*Required task:* Reproduce the listing verbatim.

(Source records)
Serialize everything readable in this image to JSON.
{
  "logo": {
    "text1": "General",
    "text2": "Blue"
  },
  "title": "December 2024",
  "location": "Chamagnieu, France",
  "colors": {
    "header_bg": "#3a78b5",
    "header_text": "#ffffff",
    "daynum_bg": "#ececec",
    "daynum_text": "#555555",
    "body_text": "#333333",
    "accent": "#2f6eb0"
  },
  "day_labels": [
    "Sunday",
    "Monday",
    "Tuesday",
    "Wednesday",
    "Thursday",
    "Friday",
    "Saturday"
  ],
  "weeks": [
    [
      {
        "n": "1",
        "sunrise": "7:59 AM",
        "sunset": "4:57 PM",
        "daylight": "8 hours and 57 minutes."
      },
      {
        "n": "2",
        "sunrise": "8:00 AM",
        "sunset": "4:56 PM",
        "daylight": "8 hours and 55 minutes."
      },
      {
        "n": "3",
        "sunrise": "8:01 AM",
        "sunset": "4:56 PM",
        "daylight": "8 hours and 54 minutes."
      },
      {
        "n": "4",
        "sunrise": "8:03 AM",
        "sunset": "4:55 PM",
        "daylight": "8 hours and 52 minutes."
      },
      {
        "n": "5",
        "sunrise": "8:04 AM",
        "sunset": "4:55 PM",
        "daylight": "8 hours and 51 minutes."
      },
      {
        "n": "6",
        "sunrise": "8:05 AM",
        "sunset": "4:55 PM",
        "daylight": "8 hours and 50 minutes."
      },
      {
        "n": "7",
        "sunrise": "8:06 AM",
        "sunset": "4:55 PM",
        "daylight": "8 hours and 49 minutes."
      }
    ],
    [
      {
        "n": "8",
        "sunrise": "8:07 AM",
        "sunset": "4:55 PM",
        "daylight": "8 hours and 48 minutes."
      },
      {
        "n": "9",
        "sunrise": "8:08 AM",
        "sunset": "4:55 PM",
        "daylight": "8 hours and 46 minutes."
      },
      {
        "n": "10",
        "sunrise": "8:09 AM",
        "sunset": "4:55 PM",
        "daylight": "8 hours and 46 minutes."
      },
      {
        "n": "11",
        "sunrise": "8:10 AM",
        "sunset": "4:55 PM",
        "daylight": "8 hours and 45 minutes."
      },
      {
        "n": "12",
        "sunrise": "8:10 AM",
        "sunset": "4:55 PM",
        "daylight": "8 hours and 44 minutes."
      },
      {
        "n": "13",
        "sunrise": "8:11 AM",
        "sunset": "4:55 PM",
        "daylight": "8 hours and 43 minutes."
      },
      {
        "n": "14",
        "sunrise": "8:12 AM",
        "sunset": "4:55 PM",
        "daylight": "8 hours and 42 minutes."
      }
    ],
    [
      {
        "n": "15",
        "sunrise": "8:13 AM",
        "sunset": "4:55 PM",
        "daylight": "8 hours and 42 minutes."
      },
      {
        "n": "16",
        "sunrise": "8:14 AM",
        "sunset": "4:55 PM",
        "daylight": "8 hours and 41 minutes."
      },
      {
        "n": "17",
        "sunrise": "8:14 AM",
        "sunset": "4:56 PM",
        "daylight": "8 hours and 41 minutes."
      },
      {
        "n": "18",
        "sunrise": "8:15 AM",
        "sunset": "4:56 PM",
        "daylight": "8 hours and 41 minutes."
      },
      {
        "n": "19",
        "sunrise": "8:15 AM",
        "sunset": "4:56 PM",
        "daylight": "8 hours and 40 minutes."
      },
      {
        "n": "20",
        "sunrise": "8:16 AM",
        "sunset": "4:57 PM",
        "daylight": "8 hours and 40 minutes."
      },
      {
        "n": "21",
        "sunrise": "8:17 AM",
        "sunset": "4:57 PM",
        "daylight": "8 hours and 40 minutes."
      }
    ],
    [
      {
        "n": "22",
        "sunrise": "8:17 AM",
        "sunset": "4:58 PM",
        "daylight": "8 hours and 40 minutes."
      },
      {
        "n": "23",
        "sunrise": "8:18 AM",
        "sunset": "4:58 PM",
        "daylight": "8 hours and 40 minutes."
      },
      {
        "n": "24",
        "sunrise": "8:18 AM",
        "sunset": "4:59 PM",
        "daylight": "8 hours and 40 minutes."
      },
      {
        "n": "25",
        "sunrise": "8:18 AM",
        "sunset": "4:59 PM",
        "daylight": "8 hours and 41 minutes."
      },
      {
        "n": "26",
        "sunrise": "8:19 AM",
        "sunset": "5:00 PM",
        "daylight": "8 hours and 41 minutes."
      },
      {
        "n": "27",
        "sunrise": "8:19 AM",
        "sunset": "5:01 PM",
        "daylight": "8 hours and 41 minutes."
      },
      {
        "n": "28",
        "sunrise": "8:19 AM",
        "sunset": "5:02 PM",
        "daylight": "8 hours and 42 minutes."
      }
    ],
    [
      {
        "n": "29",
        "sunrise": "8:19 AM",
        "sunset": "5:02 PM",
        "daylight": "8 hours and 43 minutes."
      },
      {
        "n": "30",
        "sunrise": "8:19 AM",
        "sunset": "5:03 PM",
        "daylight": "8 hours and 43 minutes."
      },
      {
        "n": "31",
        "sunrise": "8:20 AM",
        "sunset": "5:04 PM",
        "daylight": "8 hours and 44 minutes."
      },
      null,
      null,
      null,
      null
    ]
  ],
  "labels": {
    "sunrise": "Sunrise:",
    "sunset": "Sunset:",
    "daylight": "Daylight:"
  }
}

*Task response:*
Serialize everything readable in this image to JSON.
{
  "logo": {
    "text1": "General",
    "text2": "Blue"
  },
  "title": "December 2024",
  "location": "Chamagnieu, France",
  "colors": {
    "header_bg": "#3a78b5",
    "header_text": "#ffffff",
    "daynum_bg": "#ececec",
    "daynum_text": "#555555",
    "body_text": "#333333",
    "accent": "#2f6eb0"
  },
  "day_labels": [
    "Sunday",
    "Monday",
    "Tuesday",
    "Wednesday",
    "Thursday",
    "Friday",
    "Saturday"
  ],
  "weeks": [
    [
      {
        "n": "1",
        "sunrise": "7:59 AM",
        "sunset": "4:57 PM",
        "daylight": "8 hours and 57 minutes."
      },
      {
        "n": "2",
        "sunrise": "8:00 AM",
        "sunset": "4:56 PM",
        "daylight": "8 hours and 55 minutes."
      },
      {
        "n": "3",
        "sunrise": "8:01 AM",
        "sunset": "4:56 PM",
        "daylight": "8 hours and 54 minutes."
      },
      {
        "n": "4",
        "sunrise": "8:03 AM",
        "sunset": "4:55 PM",
        "daylight": "8 hours and 52 minutes."
      },
      {
        "n": "5",
        "sunrise": "8:04 AM",
        "sunset": "4:55 PM",
        "daylight": "8 hours and 51 minutes."
      },
      {
        "n": "6",
        "sunrise": "8:05 AM",
        "sunset": "4:55 PM",
        "daylight": "8 hours and 50 minutes."
      },
      {
        "n": "7",
        "sunrise": "8:06 AM",
        "sunset": "4:55 PM",
        "daylight": "8 hours and 49 minutes."
      }
    ],
    [
      {
        "n": "8",
        "sunrise": "8:07 AM",
        "sunset": "4:55 PM",
        "daylight": "8 hours and 48 minutes."
      },
      {
        "n": "9",
        "sunrise": "8:08 AM",
        "sunset": "4:55 PM",
        "daylight": "8 hours and 46 minutes."
      },
      {
        "n": "10",
        "sunrise": "8:09 AM",
        "sunset": "4:55 PM",
        "daylight": "8 hours and 46 minutes."
      },
      {
        "n": "11",
        "sunrise": "8:10 AM",
        "sunset": "4:55 PM",
        "daylight": "8 hours and 45 minutes."
      },
      {
        "n": "12",
        "sunrise": "8:10 AM",
        "sunset": "4:55 PM",
        "daylight": "8 hours and 44 minutes."
      },
      {
        "n": "13",
        "sunrise": "8:11 AM",
        "sunset": "4:55 PM",
        "daylight": "8 hours and 43 minutes."
      },
      {
        "n": "14",
        "sunrise": "8:12 AM",
        "sunset": "4:55 PM",
        "daylight": "8 hours and 42 minutes."
      }
    ],
    [
      {
        "n": "15",
        "sunrise": "8:13 AM",
        "sunset": "4:55 PM",
        "daylight": "8 hours and 42 minutes."
      },
      {
        "n": "16",
        "sunrise": "8:14 AM",
        "sunset": "4:55 PM",
        "daylight": "8 hours and 41 minutes."
      },
      {
        "n": "17",
        "sunrise": "8:14 AM",
        "sunset": "4:56 PM",
        "daylight": "8 hours and 41 minutes."
      },
      {
        "n": "18",
        "sunrise": "8:15 AM",
        "sunset": "4:56 PM",
        "daylight": "8 hours and 41 minutes."
      },
      {
        "n": "19",
        "sunrise": "8:15 AM",
        "sunset": "4:56 PM",
        "daylight": "8 hours and 40 minutes."
      },
      {
        "n": "20",
        "sunrise": "8:16 AM",
        "sunset": "4:57 PM",
        "daylight": "8 hours and 40 minutes."
      },
      {
        "n": "21",
        "sunrise": "8:17 AM",
        "sunset": "4:57 PM",
        "daylight": "8 hours and 40 minutes."
      }
    ],
    [
      {
        "n": "22",
        "sunrise": "8:17 AM",
        "sunset": "4:58 PM",
        "daylight": "8 hours and 40 minutes."
      },
      {
        "n": "23",
        "sunrise": "8:18 AM",
        "sunset": "4:58 PM",
        "daylight": "8 hours and 40 minutes."
      },
      {
        "n": "24",
        "sunrise": "8:18 AM",
        "sunset": "4:59 PM",
        "daylight": "8 hours and 40 minutes."
      },
      {
        "n": "25",
        "sunrise": "8:18 AM",
        "sunset": "4:59 PM",
        "daylight": "8 hours and 41 minutes."
      },
      {
        "n": "26",
        "sunrise": "8:19 AM",
        "sunset": "5:00 PM",
        "daylight": "8 hours and 41 minutes."
      },
      {
        "n": "27",
        "sunrise": "8:19 AM",
        "sunset": "5:01 PM",
        "daylight": "8 hours and 41 minutes."
      },
      {
        "n": "28",
        "sunrise": "8:19 AM",
        "sunset": "5:02 PM",
        "daylight": "8 hours and 42 minutes."
      }
    ],
    [
      {
        "n": "29",
        "sunrise": "8:19 AM",
        "sunset": "5:02 PM",
        "daylight": "8 hours and 43 minutes."
      },
      {
        "n": "30",
        "sunrise": "8:19 AM",
        "sunset": "5:03 PM",
        "daylight": "8 hours and 43 minutes."
      },
      {
        "n": "31",
        "sunrise": "8:20 AM",
        "sunset": "5:04 PM",
        "daylight": "8 hours and 44 minutes."
      },
      null,
      null,
      null,
      null
    ]
  ],
  "labels": {
    "sunrise": "Sunrise:",
    "sunset": "Sunset:",
    "daylight": "Daylight:"
  }
}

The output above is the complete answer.